__Problem requirements__
Review the material and extract every line in which the word "Deduction" occurs.

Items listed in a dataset
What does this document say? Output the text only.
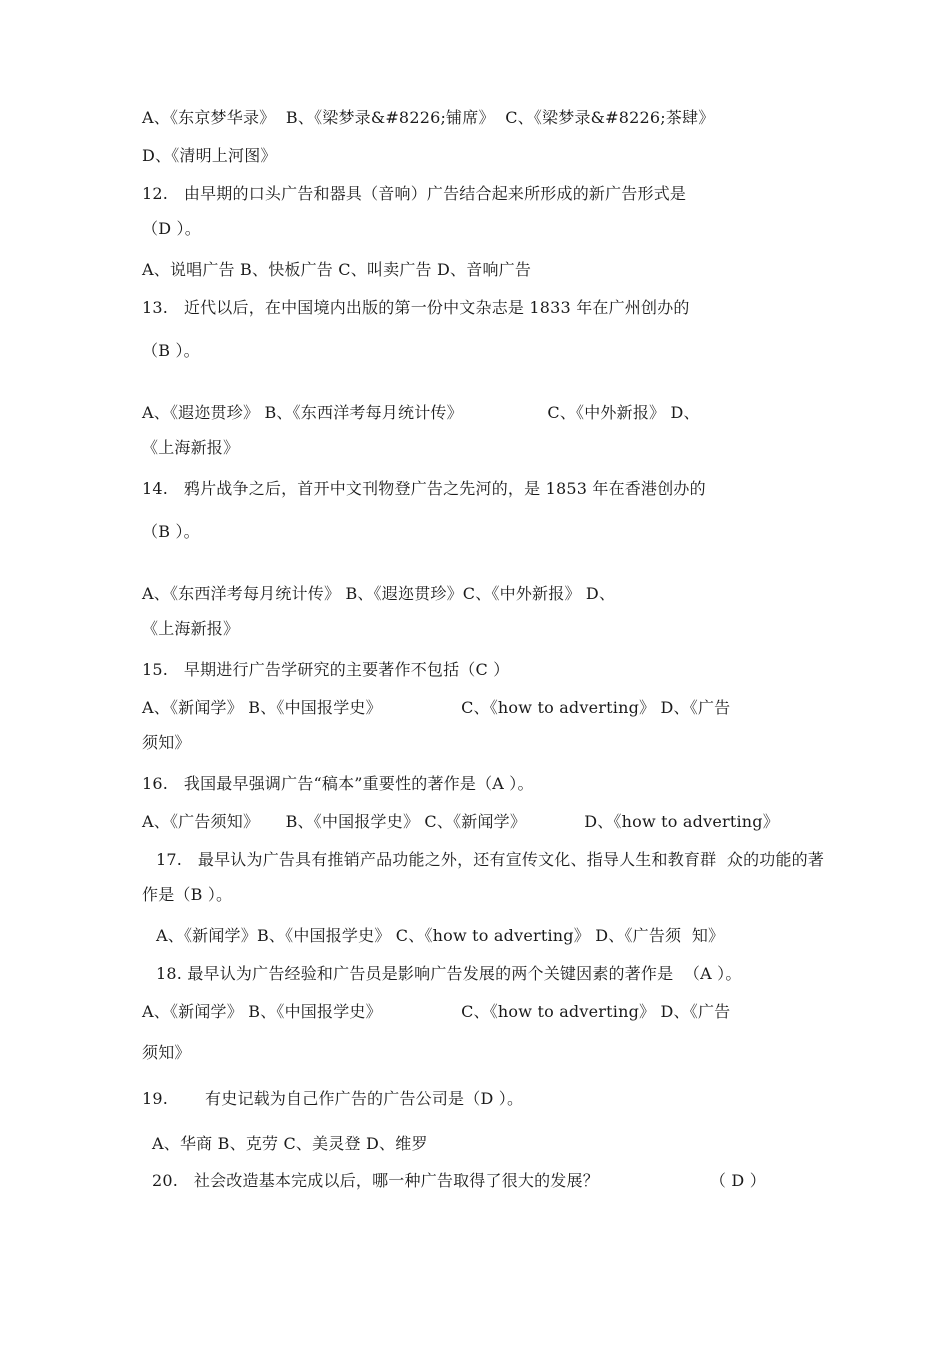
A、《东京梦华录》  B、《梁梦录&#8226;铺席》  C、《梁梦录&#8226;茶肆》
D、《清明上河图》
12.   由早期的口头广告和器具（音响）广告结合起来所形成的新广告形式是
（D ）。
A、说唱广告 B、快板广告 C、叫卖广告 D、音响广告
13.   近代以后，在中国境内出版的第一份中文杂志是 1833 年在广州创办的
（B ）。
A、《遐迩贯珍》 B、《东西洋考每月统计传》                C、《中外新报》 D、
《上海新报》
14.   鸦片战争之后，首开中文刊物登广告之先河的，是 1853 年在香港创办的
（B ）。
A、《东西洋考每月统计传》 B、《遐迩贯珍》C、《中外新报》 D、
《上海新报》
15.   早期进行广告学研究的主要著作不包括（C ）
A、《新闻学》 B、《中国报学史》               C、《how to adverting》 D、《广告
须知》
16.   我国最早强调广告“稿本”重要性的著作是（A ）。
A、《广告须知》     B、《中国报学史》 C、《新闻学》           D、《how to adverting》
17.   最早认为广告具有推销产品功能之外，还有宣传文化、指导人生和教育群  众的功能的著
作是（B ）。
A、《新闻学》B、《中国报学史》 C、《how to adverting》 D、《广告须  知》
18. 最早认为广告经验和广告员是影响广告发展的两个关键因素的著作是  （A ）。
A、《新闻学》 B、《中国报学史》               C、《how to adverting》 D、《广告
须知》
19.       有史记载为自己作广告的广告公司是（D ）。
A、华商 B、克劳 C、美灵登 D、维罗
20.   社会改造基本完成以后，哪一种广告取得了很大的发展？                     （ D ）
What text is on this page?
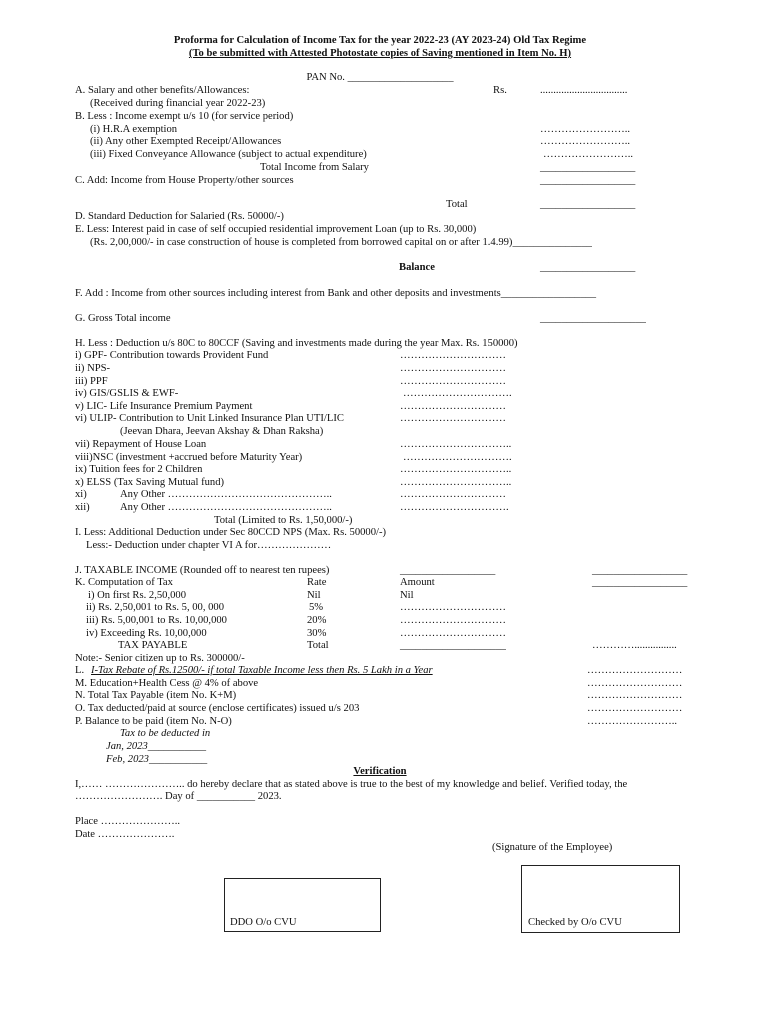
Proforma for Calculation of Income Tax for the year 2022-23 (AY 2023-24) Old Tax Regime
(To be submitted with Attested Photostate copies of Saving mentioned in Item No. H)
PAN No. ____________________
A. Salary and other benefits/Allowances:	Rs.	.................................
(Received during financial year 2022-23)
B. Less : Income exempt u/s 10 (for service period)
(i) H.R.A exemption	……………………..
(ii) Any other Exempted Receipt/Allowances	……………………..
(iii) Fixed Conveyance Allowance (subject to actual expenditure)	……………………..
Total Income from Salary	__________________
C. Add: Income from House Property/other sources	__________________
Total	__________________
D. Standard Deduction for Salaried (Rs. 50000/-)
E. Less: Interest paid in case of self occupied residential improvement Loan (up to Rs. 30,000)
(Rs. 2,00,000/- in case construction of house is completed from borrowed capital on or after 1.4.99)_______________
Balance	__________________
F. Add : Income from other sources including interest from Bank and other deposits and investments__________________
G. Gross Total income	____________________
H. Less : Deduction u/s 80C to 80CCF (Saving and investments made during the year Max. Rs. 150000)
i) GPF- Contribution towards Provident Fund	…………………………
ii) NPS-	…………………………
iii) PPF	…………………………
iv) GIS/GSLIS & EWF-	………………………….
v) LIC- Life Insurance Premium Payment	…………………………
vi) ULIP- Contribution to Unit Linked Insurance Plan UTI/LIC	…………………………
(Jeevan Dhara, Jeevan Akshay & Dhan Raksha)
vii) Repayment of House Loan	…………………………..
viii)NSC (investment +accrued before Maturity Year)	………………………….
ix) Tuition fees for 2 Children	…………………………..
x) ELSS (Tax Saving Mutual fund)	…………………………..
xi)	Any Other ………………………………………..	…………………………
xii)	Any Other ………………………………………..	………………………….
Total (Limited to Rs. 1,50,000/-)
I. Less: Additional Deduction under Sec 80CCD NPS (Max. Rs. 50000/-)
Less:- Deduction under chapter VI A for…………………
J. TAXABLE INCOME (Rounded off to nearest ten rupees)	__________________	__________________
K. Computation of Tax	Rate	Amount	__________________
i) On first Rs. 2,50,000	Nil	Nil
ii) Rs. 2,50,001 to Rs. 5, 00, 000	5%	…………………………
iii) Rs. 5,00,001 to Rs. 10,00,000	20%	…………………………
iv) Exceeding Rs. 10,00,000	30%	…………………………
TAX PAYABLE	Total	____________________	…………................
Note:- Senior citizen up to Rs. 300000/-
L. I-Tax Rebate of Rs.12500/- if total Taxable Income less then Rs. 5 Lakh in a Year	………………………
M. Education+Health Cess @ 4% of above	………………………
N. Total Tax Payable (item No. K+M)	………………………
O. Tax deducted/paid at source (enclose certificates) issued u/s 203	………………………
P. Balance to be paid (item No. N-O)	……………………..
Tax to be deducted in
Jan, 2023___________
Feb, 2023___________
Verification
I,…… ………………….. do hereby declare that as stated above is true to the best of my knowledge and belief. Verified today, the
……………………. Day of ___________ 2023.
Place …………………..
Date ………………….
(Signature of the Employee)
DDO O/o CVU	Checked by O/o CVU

__Complete answer__
D. Standard Deduction for Salaried (Rs. 50000/-)
H. Less : Deduction u/s 80C to 80CCF (Saving and investments made during the year Max. Rs. 150000)
I. Less: Additional Deduction under Sec 80CCD NPS (Max. Rs. 50000/-)
Less:- Deduction under chapter VI A for…………………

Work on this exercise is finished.